Copy every line that contains the string "ventrikül" from the entries below.

:::::

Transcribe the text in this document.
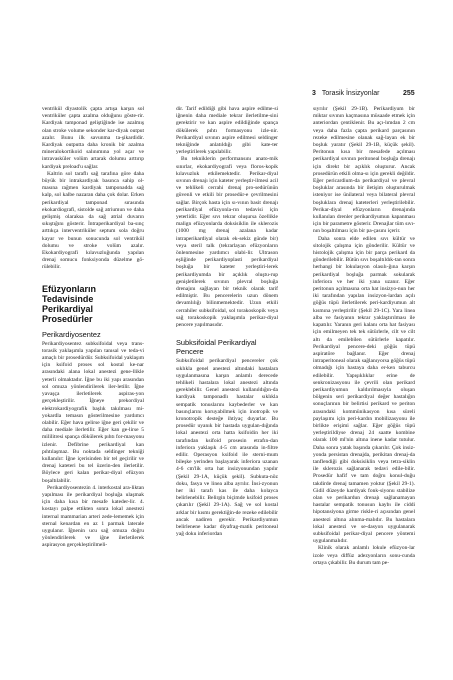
3 Torasik İnsizyonlar	255

ventrikül diyastolik çapta artışa karşın sol ventriküler çapta azalma olduğunu göste-rir. Kardiyak tamponad geliştiğinde ise azalmış olan stroke volume sekonder kar-diyak output azalır. Bunu ilk savunma ta-şikardidir. Kardiyak outputta daha kronik bir azalma mineralokortikoid salınımına yol açar ve intravasküler volüm artarak dolumu arttırıp kardiyak preload'u sağlar.

Kaltrin sol taraflı sağ tarafına göre daha büyük bir intrakardiyak basınca sahip ol-masına rağmen kardiyak tamponadda sağ kalp, sol kalbe nazaran daha çok dolar. Erken perikardiyal tamponad sırasında ekokardiografi, sistolde sağ atriumun ve daha gelişmiş olaraksa da sağ atrial duvarın sıkıştığını gösterir. İntraperikardiyal ba-sınç arttıkça interventriküler septum sola doğru kayar ve bunun sonucunda sol ventrikül dolumu ve stroke volüm azalır. Ekokardiyografi kılavuzluğunda yapılan drenaj somucu fonksiyonda düzelme gö-rülebilir.

Efüzyonların Tedavisinde Perikardiyal Prosedürler
Perikardiyosentez

Perikardiyosentez subksifoidal veya trans-torasik yaklaşımla yapılan tanısal ve teda-vi amaçlı bir prosedürdür. Subksifoidal yaklaşım için ksifoid proses sol kostal ke-nar arasındaki alana lokal anestezi gene-llikle yeterli olmaktadır. İğne bu iki yapı arasından sol omuza yönlendirilerek iler-letilir. İğne yavaşça ilerletilerek aspiras-yon gerçekleştirilir. İğneye prekordiyal elektrokardiyografik başlık takılması mi-yokardla temasın gösterilmesine yardımcı olabilir. Eğer hava gelirse iğne geri çekilir ve daha medialе ilerletilir. Eğer kan ge-lirse 5 mililitresi spançа dökülerek pıhtı for-masyonu izlenir. Defibrine perikardiyal kan pıhtılaşmaz. Bu noktada seldinger tekniği kullanılır: İğne içerisinden bir tel geçirilir ve drenaj kateteri bu tel üzerin-den ilerletilir. Böylece geri kalan perikar-diyal efüzyon boşaltılabilir.

Perikardiyosentezin 4. interkostal ara-liktan yapılması ile perikardiyal boşluğa ulaşmak için daha kısa bir mesafe kateder-lir. 4. kostayı palpe ettikten sonra lokal anestezi internal mammarian arteri zede-lememek için sternal kenardan en az 1 parmak lateralе uygulanır. İğnenin ucu sağ omuza doğru yönlendirilerek ve iğne ilerletilerek aspirasyon gerçekleştirilmeli-

dir. Tarif edildiği gibi hava aspire edilme-si iğnenin daha mediale tekrar ilerletilme-sini gerektirir ve kan aspire edildiğinde spançа dökülerek pıhtı formasyonu izle-nir. Perikardiyal sıvının aspire edilmesi seldinger tekniğinde anlatıldığı gibi kate-ter yerleştirilerek yapılabilir.

Bu tekniklerin performansını anato-mik sınırlar, ekokardiyografi veya floros-kopik kılavuzluk etkilemektedir. Perikar-diyal sıvının drenajı için kateter yerleştir-ilmesi acil ve tehlikeli cerrahi drenaj pro-sedürünün güvenli ve etkili bir prosedür-e çevrilmesini sağlar. Birçok hasta için sı-vının basit drenajı perikardiyal efüzyonla-rın tedavisi için yeterlidir. Eğer sıvı tekrar oluşursa özellikle malign efüzyonlarda doksisiklin ile sklerozis (1000 mg drenaj azalana kadar intraperikardiyal olarak ek-sekiz günde bir) veya steril talk (tekrarlayan efüzyonların önlenmesine yardımcı olabi-lir. Ultrason eşliğinde perikardiyoplasti perikardiyal boşluğa bir kateter yerleştiri-lerek perikardiyumda bir açıklık oluştu-rup genişletilerek sıvının plevral boşluğa drenajını sağlayan bir teknik olarak tarif edilmiştir. Bu pencerelerin uzun dönem devamlılığı bilinmemektedir. Uzun etkili cerrahiler subksifoidal, sol torakoskopik veya sağ torakoskopik yaklaşımla perikar-diyal pencere yapılmasıdır.

Subksifoidal Perikardiyal Pencere

Subksifoidal perikardiyal pencereler çok sıklıkla genel anestezi altındaki hastalara uygulanmasına karşın anlamlı derecede tehlikeli hastalara lokal anestezi altında gereklebilir. Genel anestezi kullanıldığın-da kardiyak tamponadlı hastalar sıklıkla sempatik tonuslarını kaybederler ve kan basınçlarını koruyabilmek için inotropik ve kronotropik desteğe ihtiyaç duyarlar. Bu prosedür uyanık bir hastada uygulan-dığında lokal anestezi orta hatta ksifoidin her iki tarafından ksifoid prosesin etrafın-dan inferiora yaklaşık 4-5 cm arasında in-filtre edilir. Operasyon ksifoid ile sterni-mum bileşke yerinden başlayarak inferiora uzanan 4-6 cm'lik orta hat insizyonundan yapılır (Şekil 29-1A, küçük şekil). Subkuta-nöz doku, fasya ve linea alba ayrılır. İnsi-zyonun her iki tarafı kas ile daha kolayca belirlenebilir. Belirgin biçimde ksifoid proses çıkarılır (Şekil 29-1A). Sağ ve sol kostal arklar bir kısmı gerektiğin-de rezeke edilebilir ancak nadiren gerekir. Perikardiyumun belirlenene kadar diyafrag-matik peritoneal yağ doku inferiordan

sıyrılır (Şekil 29-1B). Perikardiyum bir miktar sıvının kaçmasına müsaade etmek için anteriordan çentiklenir. Bu açı-lımdan 2 cm veya daha fazla çapta perikard parçasının rezeke edilmesine olanak sağ-layan ek bir boşluk yaratır (Şekil 29-1B, küçük şekil). Peritonun kısa bir mesafede açılması perikardiyal sıvının peritoneal boşluğa drenajı için direkt bir açıklık oluşturur. Ancak prosedürün etkili olma-sı için gerekli değildir. Eğer pericardium-da perikardiyal ve plevral boşluklar arasında bir iletişim oluşturulmak isteniyor ise ünilateral veya bilateral plevral boşluklara drenaj kateterleri yerleştirilebilir. Perikar-diyal efüzyonların drenajında kullanılan drenler perikardiyumun kapanması için bir parametre gösterir. Drenajlar tüm sıvı- nın boşaltılması için bir pa-çasını içerir.

Daha sonra elde edilen sıvı kültür ve sitolojik çalışma için gönderilir. Kültür ve histolojik çalışma için bir parça perikard da gönderilebilir. Bütün sıvı boşaltıldık-tan sonra herhangi bir lokulasyon olasılı-ğına karşın perikardiyal boşluğa parmak sokularak inferiora ve her iki yana uzanır. Eğer peritonun açılmasına orta hat insizyo-nun her iki tarafından yapılan insizyon-lardan açılı göğüs tüpü ilerletilerek peri-kardiyumun alt kısmına yerleştirilir (Şekil 29-1C). Yara lineа alba ve fasiyanın tekrar yaklaştırılması ile kapatılır. Yaranın geri kalanı orta hat fasiyası için emilmeyen tek tek sütürlerle, cilt ve cilt altı da emilebilen sütürlerle kapatılır. Perikardiyal pencere-deki göğüs tüpü aspiratöre bağlanır. Eğer drenaj intraperitoneal olarak sağlanıyorsa göğüs tüpü olmadığı için hastaya daha er-ken taburcu edilebilir. Yapışıklıklar erine de senkronizasyonu ile çevrili olan perikard perikardiyumun kaldırılmasıyla oluşan bölgenin seri perikardiyal değer hastalığın sonuçlarının bir belirtisi perikard ve periton arasındaki kommünikasyon kısa süreli paylaşımı için peri-kardın mobilizasyonu ile birlikte erişimi sağlar. Eğer göğüs tüpü yerleştirildiyse drenaj 24 saatte kombine olarak 100 ml'nin altına inene kadar tutulur. Daha sonra yatak başında çıkarılır. Çok insiz-yonda persistan drenajda, perikitan drenaj-da tanflendiği gibi doksisiklin veya tetra-siklin ile sklerozis sağlanarak tedavi edile-bilir. Prosedür hafif ve tam doğru konul-duğu takdirde drenaj tamamen yoktur (Şekil 29-1). Gidil düzeyde kardiyak fonk-siyonu stabilize olan ve perikardun drenajı sağlanamayan hastalar sempatik tonusun kaybı ile ciddi hipotansiyona girme riskle-ri açısından genel anestezi altına alınma-malıdır. Bu hastalara lokal anestezi ve se-dasyon uygulanarak subksifoidal perikar-diyal pencere yöntemi uygulanmalıdır.

Klinik olarak anlamlı lokule efüzyon-lar izole veya diffüz adezyonların sonu-cunda ortaya çıkabilir. Bu durum tam pe-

:::::

• **Answer in full**:
ventrikül diyastolik çapta artışa karşın sol ventriküler çapta azalma olduğunu göste-rir. Kardiyak tamponad geliştiğinde ise azalmış olan stroke volume sekonder kar-diyak output azalır. Bunu ilk savunma ta-şikardidir. Kardiyak outputta daha kronik bir azalma mineralokortikoid salınımına yol açar ve intravasküler volüm artarak dolumu arttırıp kardiyak preload'u sağlar.
Kaltrin sol taraflı sağ tarafına göre daha büyük bir intrakardiyak basınca sahip ol-masına rağmen kardiyak tamponadda sağ kalp, sol kalbe nazaran daha çok dolar. Erken perikardiyal tamponad sırasında ekokardiografi, sistolde sağ atriumun ve daha gelişmiş olaraksa da sağ atrial duvarın sıkıştığını gösterir. İntraperikardiyal ba-sınç arttıkça interventriküler septum sola doğru kayar ve bunun sonucunda sol ventrikül dolumu ve stroke volüm azalır. Ekokardiyografi kılavuzluğunda yapılan drenaj somucu fonksiyonda düzelme gö-rülebilir.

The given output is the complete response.